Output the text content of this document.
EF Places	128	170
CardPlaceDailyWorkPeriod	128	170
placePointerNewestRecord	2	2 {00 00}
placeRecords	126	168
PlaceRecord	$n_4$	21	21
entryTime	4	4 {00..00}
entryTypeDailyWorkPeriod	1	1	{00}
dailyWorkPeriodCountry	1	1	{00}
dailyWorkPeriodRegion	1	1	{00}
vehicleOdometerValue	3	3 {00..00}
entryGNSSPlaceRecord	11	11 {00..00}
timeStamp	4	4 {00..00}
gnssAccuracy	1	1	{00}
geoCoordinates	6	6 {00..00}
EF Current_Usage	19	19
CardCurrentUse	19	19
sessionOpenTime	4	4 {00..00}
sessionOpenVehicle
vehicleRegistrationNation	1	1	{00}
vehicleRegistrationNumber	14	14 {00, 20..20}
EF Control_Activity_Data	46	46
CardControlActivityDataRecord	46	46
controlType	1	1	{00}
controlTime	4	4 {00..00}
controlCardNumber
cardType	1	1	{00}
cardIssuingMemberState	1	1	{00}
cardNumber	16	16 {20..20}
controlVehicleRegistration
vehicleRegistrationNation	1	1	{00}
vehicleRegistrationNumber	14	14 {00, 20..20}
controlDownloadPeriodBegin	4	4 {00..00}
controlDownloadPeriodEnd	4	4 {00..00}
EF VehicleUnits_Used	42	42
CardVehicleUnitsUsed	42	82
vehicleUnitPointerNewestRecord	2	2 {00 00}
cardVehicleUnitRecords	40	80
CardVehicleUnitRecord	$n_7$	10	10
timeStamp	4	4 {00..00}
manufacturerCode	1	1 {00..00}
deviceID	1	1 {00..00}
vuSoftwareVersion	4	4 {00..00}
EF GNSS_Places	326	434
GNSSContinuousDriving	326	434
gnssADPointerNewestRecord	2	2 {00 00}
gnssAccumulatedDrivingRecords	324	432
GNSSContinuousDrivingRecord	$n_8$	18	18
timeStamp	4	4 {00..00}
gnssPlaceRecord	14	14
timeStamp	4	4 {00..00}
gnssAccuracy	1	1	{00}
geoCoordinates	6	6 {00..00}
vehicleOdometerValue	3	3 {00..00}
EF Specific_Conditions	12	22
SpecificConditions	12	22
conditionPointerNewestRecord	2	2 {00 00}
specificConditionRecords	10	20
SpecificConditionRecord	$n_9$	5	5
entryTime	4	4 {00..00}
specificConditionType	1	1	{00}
☆ ☆ ☆ ☆ ☆
Quote all of the entries verbatim.

**Result of the exercise**
Output the text content of this document.
EF Places	128	170
CardPlaceDailyWorkPeriod	128	170
placePointerNewestRecord	2	2 {00 00}
placeRecords	126	168
PlaceRecord	$n_4$	21	21
entryTime	4	4 {00..00}
entryTypeDailyWorkPeriod	1	1	{00}
dailyWorkPeriodCountry	1	1	{00}
dailyWorkPeriodRegion	1	1	{00}
vehicleOdometerValue	3	3 {00..00}
entryGNSSPlaceRecord	11	11 {00..00}
timeStamp	4	4 {00..00}
gnssAccuracy	1	1	{00}
geoCoordinates	6	6 {00..00}
EF Current_Usage	19	19
CardCurrentUse	19	19
sessionOpenTime	4	4 {00..00}
sessionOpenVehicle
vehicleRegistrationNation	1	1	{00}
vehicleRegistrationNumber	14	14 {00, 20..20}
EF Control_Activity_Data	46	46
CardControlActivityDataRecord	46	46
controlType	1	1	{00}
controlTime	4	4 {00..00}
controlCardNumber
cardType	1	1	{00}
cardIssuingMemberState	1	1	{00}
cardNumber	16	16 {20..20}
controlVehicleRegistration
vehicleRegistrationNation	1	1	{00}
vehicleRegistrationNumber	14	14 {00, 20..20}
controlDownloadPeriodBegin	4	4 {00..00}
controlDownloadPeriodEnd	4	4 {00..00}
EF VehicleUnits_Used	42	42
CardVehicleUnitsUsed	42	82
vehicleUnitPointerNewestRecord	2	2 {00 00}
cardVehicleUnitRecords	40	80
CardVehicleUnitRecord	$n_7$	10	10
timeStamp	4	4 {00..00}
manufacturerCode	1	1 {00..00}
deviceID	1	1 {00..00}
vuSoftwareVersion	4	4 {00..00}
EF GNSS_Places	326	434
GNSSContinuousDriving	326	434
gnssADPointerNewestRecord	2	2 {00 00}
gnssAccumulatedDrivingRecords	324	432
GNSSContinuousDrivingRecord	$n_8$	18	18
timeStamp	4	4 {00..00}
gnssPlaceRecord	14	14
timeStamp	4	4 {00..00}
gnssAccuracy	1	1	{00}
geoCoordinates	6	6 {00..00}
vehicleOdometerValue	3	3 {00..00}
EF Specific_Conditions	12	22
SpecificConditions	12	22
conditionPointerNewestRecord	2	2 {00 00}
specificConditionRecords	10	20
SpecificConditionRecord	$n_9$	5	5
entryTime	4	4 {00..00}
specificConditionType	1	1	{00}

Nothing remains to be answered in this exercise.